What follows is a listing. Return every line of it exactly.

→ RECORDS PROVIDED:
------------------------------------------------------------------------

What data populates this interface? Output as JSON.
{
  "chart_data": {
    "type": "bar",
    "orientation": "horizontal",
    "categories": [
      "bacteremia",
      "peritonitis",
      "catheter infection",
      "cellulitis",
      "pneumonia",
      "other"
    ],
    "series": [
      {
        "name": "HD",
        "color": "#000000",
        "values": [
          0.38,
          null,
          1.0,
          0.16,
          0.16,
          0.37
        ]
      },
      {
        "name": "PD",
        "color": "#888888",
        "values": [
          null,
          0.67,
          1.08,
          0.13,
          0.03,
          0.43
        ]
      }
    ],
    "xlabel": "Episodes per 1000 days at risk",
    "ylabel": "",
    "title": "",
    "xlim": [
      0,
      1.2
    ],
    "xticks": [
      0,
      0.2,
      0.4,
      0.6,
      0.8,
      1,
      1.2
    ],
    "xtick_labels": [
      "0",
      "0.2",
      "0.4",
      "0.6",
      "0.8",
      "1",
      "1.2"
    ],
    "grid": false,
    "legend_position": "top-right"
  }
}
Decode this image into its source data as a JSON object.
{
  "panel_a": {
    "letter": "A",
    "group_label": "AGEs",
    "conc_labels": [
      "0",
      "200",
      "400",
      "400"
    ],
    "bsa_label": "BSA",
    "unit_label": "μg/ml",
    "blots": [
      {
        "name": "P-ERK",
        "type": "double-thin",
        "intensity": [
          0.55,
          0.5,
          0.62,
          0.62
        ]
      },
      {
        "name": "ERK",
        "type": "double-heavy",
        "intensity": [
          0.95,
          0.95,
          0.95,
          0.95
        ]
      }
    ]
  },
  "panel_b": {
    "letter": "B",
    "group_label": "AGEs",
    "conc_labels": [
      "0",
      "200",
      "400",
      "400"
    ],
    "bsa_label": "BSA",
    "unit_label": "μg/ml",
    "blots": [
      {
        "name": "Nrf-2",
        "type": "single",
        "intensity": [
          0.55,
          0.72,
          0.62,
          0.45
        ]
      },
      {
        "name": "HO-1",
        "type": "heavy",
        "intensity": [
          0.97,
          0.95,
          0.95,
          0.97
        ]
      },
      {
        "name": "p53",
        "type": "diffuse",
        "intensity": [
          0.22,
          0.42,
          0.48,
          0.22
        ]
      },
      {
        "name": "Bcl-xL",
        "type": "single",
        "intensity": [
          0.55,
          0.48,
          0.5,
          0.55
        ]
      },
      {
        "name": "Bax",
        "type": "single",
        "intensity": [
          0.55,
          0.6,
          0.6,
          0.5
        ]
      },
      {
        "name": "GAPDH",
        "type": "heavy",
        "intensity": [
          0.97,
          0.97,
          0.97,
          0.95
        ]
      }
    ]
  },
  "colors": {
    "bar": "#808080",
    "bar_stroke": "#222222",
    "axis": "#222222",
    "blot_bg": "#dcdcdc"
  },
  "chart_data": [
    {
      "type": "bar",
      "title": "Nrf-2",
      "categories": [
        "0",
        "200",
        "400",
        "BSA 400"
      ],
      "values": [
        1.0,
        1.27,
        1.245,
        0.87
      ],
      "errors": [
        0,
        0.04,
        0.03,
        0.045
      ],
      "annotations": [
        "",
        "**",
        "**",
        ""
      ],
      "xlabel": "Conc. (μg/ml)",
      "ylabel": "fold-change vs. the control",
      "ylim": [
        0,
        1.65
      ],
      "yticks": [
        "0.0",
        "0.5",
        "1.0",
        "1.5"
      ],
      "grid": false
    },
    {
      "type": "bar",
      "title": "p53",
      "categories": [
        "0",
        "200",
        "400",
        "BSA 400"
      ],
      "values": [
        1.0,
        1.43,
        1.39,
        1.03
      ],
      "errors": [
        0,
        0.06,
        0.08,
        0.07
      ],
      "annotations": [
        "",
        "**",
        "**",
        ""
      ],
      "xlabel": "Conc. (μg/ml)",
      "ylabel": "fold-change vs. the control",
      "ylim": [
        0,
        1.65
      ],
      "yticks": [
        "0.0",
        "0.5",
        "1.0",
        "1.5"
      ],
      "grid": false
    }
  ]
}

------------------------------------------------------------------------

→ TASK SOLUTION:
What data populates this interface? Output as JSON.
{
  "chart_data": {
    "type": "bar",
    "orientation": "horizontal",
    "categories": [
      "bacteremia",
      "peritonitis",
      "catheter infection",
      "cellulitis",
      "pneumonia",
      "other"
    ],
    "series": [
      {
        "name": "HD",
        "color": "#000000",
        "values": [
          0.38,
          null,
          1.0,
          0.16,
          0.16,
          0.37
        ]
      },
      {
        "name": "PD",
        "color": "#888888",
        "values": [
          null,
          0.67,
          1.08,
          0.13,
          0.03,
          0.43
        ]
      }
    ],
    "xlabel": "Episodes per 1000 days at risk",
    "ylabel": "",
    "title": "",
    "xlim": [
      0,
      1.2
    ],
    "xticks": [
      0,
      0.2,
      0.4,
      0.6,
      0.8,
      1,
      1.2
    ],
    "xtick_labels": [
      "0",
      "0.2",
      "0.4",
      "0.6",
      "0.8",
      "1",
      "1.2"
    ],
    "grid": false,
    "legend_position": "top-right"
  }
}
Decode this image into its source data as a JSON object.
{
  "panel_a": {
    "letter": "A",
    "group_label": "AGEs",
    "conc_labels": [
      "0",
      "200",
      "400",
      "400"
    ],
    "bsa_label": "BSA",
    "unit_label": "μg/ml",
    "blots": [
      {
        "name": "P-ERK",
        "type": "double-thin",
        "intensity": [
          0.55,
          0.5,
          0.62,
          0.62
        ]
      },
      {
        "name": "ERK",
        "type": "double-heavy",
        "intensity": [
          0.95,
          0.95,
          0.95,
          0.95
        ]
      }
    ]
  },
  "panel_b": {
    "letter": "B",
    "group_label": "AGEs",
    "conc_labels": [
      "0",
      "200",
      "400",
      "400"
    ],
    "bsa_label": "BSA",
    "unit_label": "μg/ml",
    "blots": [
      {
        "name": "Nrf-2",
        "type": "single",
        "intensity": [
          0.55,
          0.72,
          0.62,
          0.45
        ]
      },
      {
        "name": "HO-1",
        "type": "heavy",
        "intensity": [
          0.97,
          0.95,
          0.95,
          0.97
        ]
      },
      {
        "name": "p53",
        "type": "diffuse",
        "intensity": [
          0.22,
          0.42,
          0.48,
          0.22
        ]
      },
      {
        "name": "Bcl-xL",
        "type": "single",
        "intensity": [
          0.55,
          0.48,
          0.5,
          0.55
        ]
      },
      {
        "name": "Bax",
        "type": "single",
        "intensity": [
          0.55,
          0.6,
          0.6,
          0.5
        ]
      },
      {
        "name": "GAPDH",
        "type": "heavy",
        "intensity": [
          0.97,
          0.97,
          0.97,
          0.95
        ]
      }
    ]
  },
  "colors": {
    "bar": "#808080",
    "bar_stroke": "#222222",
    "axis": "#222222",
    "blot_bg": "#dcdcdc"
  },
  "chart_data": [
    {
      "type": "bar",
      "title": "Nrf-2",
      "categories": [
        "0",
        "200",
        "400",
        "BSA 400"
      ],
      "values": [
        1.0,
        1.27,
        1.245,
        0.87
      ],
      "errors": [
        0,
        0.04,
        0.03,
        0.045
      ],
      "annotations": [
        "",
        "**",
        "**",
        ""
      ],
      "xlabel": "Conc. (μg/ml)",
      "ylabel": "fold-change vs. the control",
      "ylim": [
        0,
        1.65
      ],
      "yticks": [
        "0.0",
        "0.5",
        "1.0",
        "1.5"
      ],
      "grid": false
    },
    {
      "type": "bar",
      "title": "p53",
      "categories": [
        "0",
        "200",
        "400",
        "BSA 400"
      ],
      "values": [
        1.0,
        1.43,
        1.39,
        1.03
      ],
      "errors": [
        0,
        0.06,
        0.08,
        0.07
      ],
      "annotations": [
        "",
        "**",
        "**",
        ""
      ],
      "xlabel": "Conc. (μg/ml)",
      "ylabel": "fold-change vs. the control",
      "ylim": [
        0,
        1.65
      ],
      "yticks": [
        "0.0",
        "0.5",
        "1.0",
        "1.5"
      ],
      "grid": false
    }
  ]
}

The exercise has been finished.